> **PROBLEM TO WORK ON**
Scan the records for the string "JSON"; copy each line where it occurs.

(Records that describe figures)
---------------

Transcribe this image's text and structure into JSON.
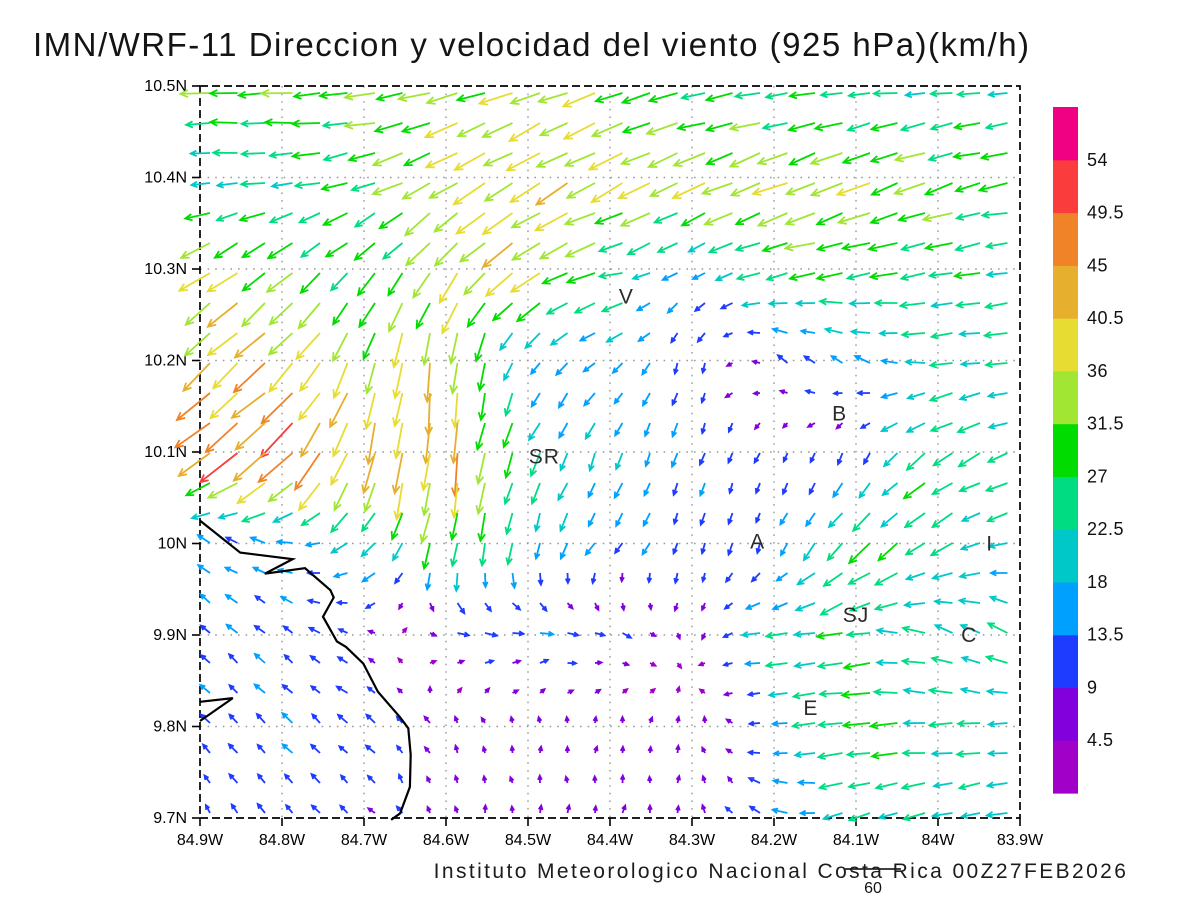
{
  "title": "IMN/WRF-11 Direccion y velocidad del viento (925 hPa)(km/h)",
  "footer": {
    "credit": "Instituto Meteorologico Nacional Costa Rica 00Z27FEB2026",
    "ref_vector_label": "60"
  },
  "chart_data": {
    "type": "vector-field",
    "variable": "wind direction and speed",
    "level": "925 hPa",
    "units": "km/h",
    "model": "IMN/WRF-11",
    "valid_time": "00Z27FEB2026",
    "lon_range": [
      84.9,
      83.9
    ],
    "lat_range": [
      10.5,
      9.7
    ],
    "grid_on": true,
    "x_ticks": {
      "values": [
        84.9,
        84.8,
        84.7,
        84.6,
        84.5,
        84.4,
        84.3,
        84.2,
        84.1,
        84.0,
        83.9
      ],
      "labels": [
        "84.9W",
        "84.8W",
        "84.7W",
        "84.6W",
        "84.5W",
        "84.4W",
        "84.3W",
        "84.2W",
        "84.1W",
        "84W",
        "83.9W"
      ]
    },
    "y_ticks": {
      "values": [
        10.5,
        10.4,
        10.3,
        10.2,
        10.1,
        10.0,
        9.9,
        9.8,
        9.7
      ],
      "labels": [
        "10.5N",
        "10.4N",
        "10.3N",
        "10.2N",
        "10.1N",
        "10N",
        "9.9N",
        "9.8N",
        "9.7N"
      ]
    },
    "colorbar": {
      "position": "right",
      "levels": [
        4.5,
        9,
        13.5,
        18,
        22.5,
        27,
        31.5,
        36,
        40.5,
        45,
        49.5,
        54
      ],
      "labels": [
        "4.5",
        "9",
        "13.5",
        "18",
        "22.5",
        "27",
        "31.5",
        "36",
        "40.5",
        "45",
        "49.5",
        "54"
      ],
      "colors": [
        "#a000c8",
        "#8200dc",
        "#1e3cff",
        "#00a0ff",
        "#00c8c8",
        "#00dc82",
        "#00dc00",
        "#a0e632",
        "#e6dc32",
        "#e6af2d",
        "#f08228",
        "#fa3c3c",
        "#f00082"
      ]
    },
    "reference_vector_kmh": 60,
    "cities": [
      {
        "label": "V",
        "lon": 84.38,
        "lat": 10.27
      },
      {
        "label": "SR",
        "lon": 84.48,
        "lat": 10.095
      },
      {
        "label": "B",
        "lon": 84.12,
        "lat": 10.142
      },
      {
        "label": "A",
        "lon": 84.22,
        "lat": 10.002
      },
      {
        "label": "I",
        "lon": 83.937,
        "lat": 10.0
      },
      {
        "label": "SJ",
        "lon": 84.1,
        "lat": 9.922
      },
      {
        "label": "C",
        "lon": 83.962,
        "lat": 9.9
      },
      {
        "label": "E",
        "lon": 84.155,
        "lat": 9.82
      }
    ],
    "coastline": [
      [
        [
          84.9,
          10.025
        ],
        [
          84.851,
          9.99
        ],
        [
          84.787,
          9.983
        ],
        [
          84.821,
          9.967
        ],
        [
          84.772,
          9.973
        ],
        [
          84.741,
          9.949
        ],
        [
          84.737,
          9.941
        ],
        [
          84.75,
          9.92
        ],
        [
          84.733,
          9.893
        ],
        [
          84.722,
          9.887
        ],
        [
          84.701,
          9.869
        ],
        [
          84.683,
          9.838
        ],
        [
          84.656,
          9.81
        ],
        [
          84.646,
          9.798
        ],
        [
          84.643,
          9.769
        ],
        [
          84.644,
          9.734
        ],
        [
          84.656,
          9.705
        ],
        [
          84.667,
          9.698
        ]
      ],
      [
        [
          84.9,
          9.827
        ],
        [
          84.86,
          9.831
        ],
        [
          84.9,
          9.806
        ]
      ]
    ],
    "wind_grid": {
      "note": "direction = flow-toward angle, degrees CCW from east; coarse 0.1-degree sample of plotted vectors",
      "lons": [
        84.9,
        84.8,
        84.7,
        84.6,
        84.5,
        84.4,
        84.3,
        84.2,
        84.1,
        84.0,
        83.9
      ],
      "lats": [
        10.5,
        10.4,
        10.3,
        10.2,
        10.1,
        10.0,
        9.9,
        9.8,
        9.7
      ],
      "dir_deg": [
        [
          182,
          180,
          185,
          195,
          200,
          200,
          190,
          186,
          185,
          185,
          184
        ],
        [
          180,
          183,
          195,
          210,
          212,
          208,
          205,
          203,
          203,
          200,
          192
        ],
        [
          212,
          220,
          228,
          235,
          215,
          192,
          212,
          195,
          190,
          190,
          186
        ],
        [
          225,
          222,
          252,
          268,
          235,
          215,
          262,
          140,
          150,
          185,
          185
        ],
        [
          215,
          222,
          255,
          265,
          245,
          250,
          250,
          245,
          250,
          215,
          200
        ],
        [
          145,
          165,
          215,
          258,
          260,
          230,
          255,
          250,
          225,
          212,
          190
        ],
        [
          140,
          140,
          160,
          350,
          0,
          340,
          270,
          185,
          190,
          160,
          150
        ],
        [
          135,
          135,
          140,
          120,
          100,
          85,
          80,
          190,
          185,
          180,
          185
        ],
        [
          120,
          130,
          135,
          100,
          90,
          85,
          90,
          150,
          200,
          195,
          190
        ]
      ],
      "speed_kmh": [
        [
          30,
          31,
          30,
          33,
          34,
          33,
          28,
          25,
          23,
          22,
          22
        ],
        [
          20,
          24,
          28,
          36,
          38,
          38,
          36,
          36,
          36,
          32,
          28
        ],
        [
          38,
          32,
          26,
          34,
          38,
          28,
          14,
          26,
          28,
          27,
          23
        ],
        [
          40,
          42,
          36,
          40,
          16,
          16,
          13,
          12,
          16,
          22,
          22
        ],
        [
          44,
          50,
          42,
          45,
          25,
          18,
          14,
          10,
          12,
          28,
          22
        ],
        [
          14,
          16,
          20,
          28,
          20,
          15,
          12,
          12,
          30,
          25,
          20
        ],
        [
          14,
          13,
          10,
          12,
          14,
          11,
          6,
          22,
          26,
          22,
          22
        ],
        [
          12,
          14,
          13,
          8,
          6,
          6,
          7,
          14,
          30,
          24,
          22
        ],
        [
          10,
          12,
          10,
          7,
          8,
          8,
          8,
          15,
          22,
          22,
          20
        ]
      ]
    }
  }
}
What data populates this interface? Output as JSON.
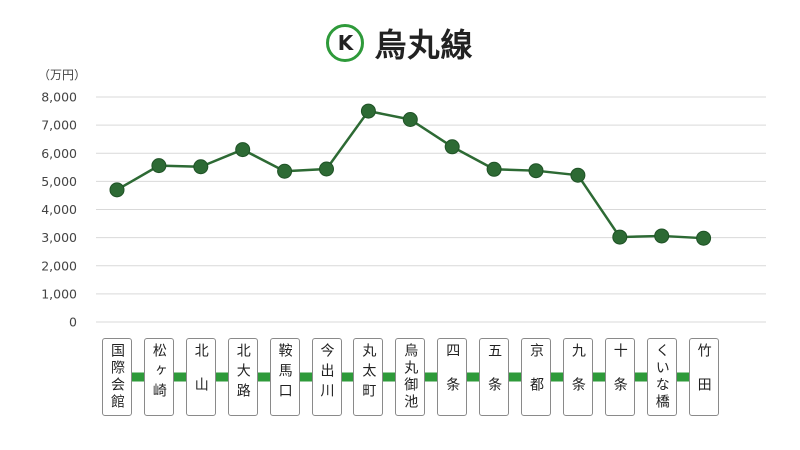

---------------

> **SOLUTION**
Transcribe this image's text and structure into JSON.
What data populates this interface? Output as JSON.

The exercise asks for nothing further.